Written task:
Look for "Claude" in each line of the entries, and return the matching lines.

Dataset excerpt
>> START

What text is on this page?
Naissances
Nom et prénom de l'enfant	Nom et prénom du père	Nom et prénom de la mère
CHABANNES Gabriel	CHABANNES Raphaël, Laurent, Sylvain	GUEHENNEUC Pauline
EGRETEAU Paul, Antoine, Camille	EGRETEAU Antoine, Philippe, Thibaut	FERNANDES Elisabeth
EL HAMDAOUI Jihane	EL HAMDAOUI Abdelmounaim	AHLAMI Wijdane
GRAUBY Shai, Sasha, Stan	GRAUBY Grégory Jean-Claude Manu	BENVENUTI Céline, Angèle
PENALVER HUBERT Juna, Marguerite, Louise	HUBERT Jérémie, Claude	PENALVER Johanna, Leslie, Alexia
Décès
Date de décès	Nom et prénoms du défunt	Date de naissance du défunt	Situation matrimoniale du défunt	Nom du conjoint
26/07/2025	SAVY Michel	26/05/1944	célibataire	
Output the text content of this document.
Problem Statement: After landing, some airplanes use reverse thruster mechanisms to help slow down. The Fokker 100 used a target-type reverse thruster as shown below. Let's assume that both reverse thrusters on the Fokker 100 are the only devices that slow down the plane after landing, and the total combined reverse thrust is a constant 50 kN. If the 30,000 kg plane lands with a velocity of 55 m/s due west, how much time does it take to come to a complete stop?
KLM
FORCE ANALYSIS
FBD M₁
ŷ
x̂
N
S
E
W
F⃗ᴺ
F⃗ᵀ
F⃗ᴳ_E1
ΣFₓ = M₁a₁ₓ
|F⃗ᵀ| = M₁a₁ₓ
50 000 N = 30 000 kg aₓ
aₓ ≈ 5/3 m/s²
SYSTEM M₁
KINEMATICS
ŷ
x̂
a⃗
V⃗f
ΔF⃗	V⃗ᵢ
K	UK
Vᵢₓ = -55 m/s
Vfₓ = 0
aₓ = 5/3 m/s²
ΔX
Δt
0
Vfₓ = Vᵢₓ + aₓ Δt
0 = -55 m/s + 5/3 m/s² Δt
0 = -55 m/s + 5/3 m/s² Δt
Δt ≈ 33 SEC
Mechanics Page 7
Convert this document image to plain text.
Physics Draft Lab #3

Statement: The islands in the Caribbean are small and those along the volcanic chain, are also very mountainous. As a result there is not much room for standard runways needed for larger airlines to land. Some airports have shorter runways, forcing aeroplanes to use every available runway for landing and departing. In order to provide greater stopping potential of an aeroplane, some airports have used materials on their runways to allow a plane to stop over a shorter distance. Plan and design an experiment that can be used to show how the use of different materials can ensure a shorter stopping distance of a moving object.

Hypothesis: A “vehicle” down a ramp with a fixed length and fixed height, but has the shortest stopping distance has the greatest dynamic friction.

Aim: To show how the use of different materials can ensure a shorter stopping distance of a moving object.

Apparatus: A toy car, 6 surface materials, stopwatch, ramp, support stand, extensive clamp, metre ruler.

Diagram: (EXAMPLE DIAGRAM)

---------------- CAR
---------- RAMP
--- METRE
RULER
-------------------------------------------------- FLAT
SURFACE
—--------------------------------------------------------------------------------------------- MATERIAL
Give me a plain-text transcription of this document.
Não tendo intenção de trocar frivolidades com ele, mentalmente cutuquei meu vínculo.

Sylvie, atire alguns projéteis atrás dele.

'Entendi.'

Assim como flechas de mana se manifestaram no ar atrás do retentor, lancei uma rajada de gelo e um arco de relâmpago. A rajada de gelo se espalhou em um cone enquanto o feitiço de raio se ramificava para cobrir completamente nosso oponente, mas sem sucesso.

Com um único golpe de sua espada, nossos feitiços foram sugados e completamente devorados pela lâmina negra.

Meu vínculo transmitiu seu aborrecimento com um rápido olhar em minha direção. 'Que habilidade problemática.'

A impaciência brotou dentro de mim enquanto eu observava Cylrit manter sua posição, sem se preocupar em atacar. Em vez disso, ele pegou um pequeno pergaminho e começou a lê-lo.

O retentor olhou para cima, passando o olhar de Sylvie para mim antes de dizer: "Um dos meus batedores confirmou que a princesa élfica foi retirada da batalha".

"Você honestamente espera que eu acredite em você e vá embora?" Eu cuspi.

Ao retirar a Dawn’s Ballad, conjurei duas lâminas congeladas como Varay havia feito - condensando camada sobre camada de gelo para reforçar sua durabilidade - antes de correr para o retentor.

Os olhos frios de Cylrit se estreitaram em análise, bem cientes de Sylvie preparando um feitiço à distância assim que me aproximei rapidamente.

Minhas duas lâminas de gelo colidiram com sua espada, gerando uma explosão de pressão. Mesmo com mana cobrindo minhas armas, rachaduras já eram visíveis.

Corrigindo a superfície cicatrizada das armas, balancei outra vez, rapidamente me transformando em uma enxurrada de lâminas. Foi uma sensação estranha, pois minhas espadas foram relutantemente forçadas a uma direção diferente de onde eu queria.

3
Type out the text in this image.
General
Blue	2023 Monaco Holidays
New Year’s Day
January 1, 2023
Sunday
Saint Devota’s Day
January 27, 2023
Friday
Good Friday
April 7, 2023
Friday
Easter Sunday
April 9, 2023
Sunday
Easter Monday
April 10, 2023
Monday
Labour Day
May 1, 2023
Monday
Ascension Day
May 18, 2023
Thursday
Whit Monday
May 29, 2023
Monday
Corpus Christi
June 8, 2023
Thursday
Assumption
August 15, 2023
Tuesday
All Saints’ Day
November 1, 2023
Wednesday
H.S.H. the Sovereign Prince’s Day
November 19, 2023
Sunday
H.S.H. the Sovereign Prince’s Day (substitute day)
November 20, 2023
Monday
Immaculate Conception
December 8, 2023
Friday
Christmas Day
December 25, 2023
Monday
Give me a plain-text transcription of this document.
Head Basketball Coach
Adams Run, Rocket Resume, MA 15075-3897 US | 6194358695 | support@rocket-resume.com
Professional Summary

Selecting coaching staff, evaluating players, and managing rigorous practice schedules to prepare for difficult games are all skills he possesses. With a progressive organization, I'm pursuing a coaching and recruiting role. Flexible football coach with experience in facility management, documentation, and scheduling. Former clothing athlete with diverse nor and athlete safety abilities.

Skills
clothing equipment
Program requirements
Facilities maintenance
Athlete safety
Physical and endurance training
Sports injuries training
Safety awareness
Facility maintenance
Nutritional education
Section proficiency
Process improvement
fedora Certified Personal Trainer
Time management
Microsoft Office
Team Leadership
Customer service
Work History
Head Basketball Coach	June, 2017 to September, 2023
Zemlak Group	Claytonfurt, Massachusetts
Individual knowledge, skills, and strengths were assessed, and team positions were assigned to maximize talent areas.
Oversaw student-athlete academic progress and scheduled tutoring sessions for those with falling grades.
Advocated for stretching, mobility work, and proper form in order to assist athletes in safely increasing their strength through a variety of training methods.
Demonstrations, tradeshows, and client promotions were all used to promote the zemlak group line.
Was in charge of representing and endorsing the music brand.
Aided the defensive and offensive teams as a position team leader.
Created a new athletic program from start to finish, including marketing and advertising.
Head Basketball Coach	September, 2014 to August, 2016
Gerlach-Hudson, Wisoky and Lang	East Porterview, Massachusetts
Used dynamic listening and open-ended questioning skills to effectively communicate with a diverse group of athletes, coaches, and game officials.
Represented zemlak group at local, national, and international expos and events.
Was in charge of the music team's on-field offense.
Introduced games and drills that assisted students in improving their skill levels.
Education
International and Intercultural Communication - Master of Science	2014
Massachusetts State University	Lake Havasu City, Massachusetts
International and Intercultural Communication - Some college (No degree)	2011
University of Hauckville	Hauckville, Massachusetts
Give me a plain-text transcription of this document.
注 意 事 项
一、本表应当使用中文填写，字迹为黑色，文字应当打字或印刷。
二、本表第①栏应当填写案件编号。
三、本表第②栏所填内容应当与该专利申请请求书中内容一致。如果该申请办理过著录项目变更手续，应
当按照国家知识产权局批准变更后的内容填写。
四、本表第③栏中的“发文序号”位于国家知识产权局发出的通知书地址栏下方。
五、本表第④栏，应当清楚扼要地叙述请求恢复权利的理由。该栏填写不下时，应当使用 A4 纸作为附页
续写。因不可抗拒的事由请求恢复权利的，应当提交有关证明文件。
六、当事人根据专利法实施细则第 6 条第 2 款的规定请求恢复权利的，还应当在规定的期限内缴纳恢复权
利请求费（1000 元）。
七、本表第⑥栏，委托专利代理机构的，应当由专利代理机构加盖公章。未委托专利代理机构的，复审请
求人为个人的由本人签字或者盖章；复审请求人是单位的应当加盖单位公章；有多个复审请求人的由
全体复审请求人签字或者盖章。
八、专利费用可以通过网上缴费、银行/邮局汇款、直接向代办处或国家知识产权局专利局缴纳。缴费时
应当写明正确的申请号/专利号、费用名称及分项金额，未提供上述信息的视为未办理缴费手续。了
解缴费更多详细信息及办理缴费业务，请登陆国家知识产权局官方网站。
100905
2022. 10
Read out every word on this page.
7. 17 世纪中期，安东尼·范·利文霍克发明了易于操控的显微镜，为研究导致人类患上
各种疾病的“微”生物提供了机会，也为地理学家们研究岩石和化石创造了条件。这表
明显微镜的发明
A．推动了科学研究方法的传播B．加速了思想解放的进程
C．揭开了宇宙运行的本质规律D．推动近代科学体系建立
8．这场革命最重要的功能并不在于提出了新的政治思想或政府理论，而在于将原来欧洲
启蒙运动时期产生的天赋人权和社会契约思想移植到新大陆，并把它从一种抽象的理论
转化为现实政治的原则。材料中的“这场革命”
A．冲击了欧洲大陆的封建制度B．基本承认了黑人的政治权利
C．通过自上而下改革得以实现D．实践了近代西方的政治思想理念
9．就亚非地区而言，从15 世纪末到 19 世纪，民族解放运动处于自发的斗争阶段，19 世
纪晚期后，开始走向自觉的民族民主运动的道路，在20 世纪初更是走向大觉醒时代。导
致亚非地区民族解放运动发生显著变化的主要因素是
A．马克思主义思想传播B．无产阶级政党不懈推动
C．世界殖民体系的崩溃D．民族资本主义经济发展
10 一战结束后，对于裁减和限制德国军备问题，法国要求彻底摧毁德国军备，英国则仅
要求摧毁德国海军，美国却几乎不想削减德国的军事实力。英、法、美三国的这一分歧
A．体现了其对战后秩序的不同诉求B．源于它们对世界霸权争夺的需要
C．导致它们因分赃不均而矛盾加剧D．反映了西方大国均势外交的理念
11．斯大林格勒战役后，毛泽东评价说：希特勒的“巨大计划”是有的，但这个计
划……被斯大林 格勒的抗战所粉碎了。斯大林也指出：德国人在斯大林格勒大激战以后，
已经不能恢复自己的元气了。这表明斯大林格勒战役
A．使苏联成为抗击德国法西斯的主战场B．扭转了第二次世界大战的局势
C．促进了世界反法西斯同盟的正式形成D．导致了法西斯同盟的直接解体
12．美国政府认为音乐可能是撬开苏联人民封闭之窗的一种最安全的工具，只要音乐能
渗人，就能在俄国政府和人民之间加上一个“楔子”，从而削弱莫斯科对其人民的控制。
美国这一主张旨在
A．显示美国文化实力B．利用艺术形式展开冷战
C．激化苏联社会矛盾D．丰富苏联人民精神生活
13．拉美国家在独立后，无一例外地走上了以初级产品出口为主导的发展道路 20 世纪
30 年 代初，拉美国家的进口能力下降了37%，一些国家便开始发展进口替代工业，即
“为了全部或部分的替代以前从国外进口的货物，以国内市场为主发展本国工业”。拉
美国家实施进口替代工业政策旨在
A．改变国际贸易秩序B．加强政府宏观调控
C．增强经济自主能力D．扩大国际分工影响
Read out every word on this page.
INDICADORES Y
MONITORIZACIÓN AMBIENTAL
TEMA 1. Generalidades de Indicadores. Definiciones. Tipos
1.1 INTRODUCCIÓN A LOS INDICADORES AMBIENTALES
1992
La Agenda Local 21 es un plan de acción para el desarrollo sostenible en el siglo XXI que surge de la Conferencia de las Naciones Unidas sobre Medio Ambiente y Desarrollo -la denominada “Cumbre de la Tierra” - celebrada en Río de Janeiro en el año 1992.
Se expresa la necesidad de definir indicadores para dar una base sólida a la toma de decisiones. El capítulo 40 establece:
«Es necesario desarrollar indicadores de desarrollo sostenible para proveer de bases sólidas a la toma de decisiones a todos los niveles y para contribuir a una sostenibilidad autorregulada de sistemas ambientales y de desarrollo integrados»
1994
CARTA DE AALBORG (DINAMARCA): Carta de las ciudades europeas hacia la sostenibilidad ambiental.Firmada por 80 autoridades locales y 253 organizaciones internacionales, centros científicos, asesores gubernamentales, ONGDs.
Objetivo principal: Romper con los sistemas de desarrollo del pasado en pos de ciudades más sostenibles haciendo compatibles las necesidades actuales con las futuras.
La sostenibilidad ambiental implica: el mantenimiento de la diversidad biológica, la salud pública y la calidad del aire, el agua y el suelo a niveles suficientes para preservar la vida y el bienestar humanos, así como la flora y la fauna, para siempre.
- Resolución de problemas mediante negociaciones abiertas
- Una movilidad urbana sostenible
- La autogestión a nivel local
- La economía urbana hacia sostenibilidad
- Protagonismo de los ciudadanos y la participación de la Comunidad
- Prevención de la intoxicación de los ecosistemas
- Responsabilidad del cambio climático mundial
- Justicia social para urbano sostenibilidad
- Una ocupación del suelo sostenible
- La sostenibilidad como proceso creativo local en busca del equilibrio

>> END

Task response:
GRAUBY Shai, Sasha, Stan	GRAUBY Grégory Jean-Claude Manu	BENVENUTI Céline, Angèle
PENALVER HUBERT Juna, Marguerite, Louise	HUBERT Jérémie, Claude	PENALVER Johanna, Leslie, Alexia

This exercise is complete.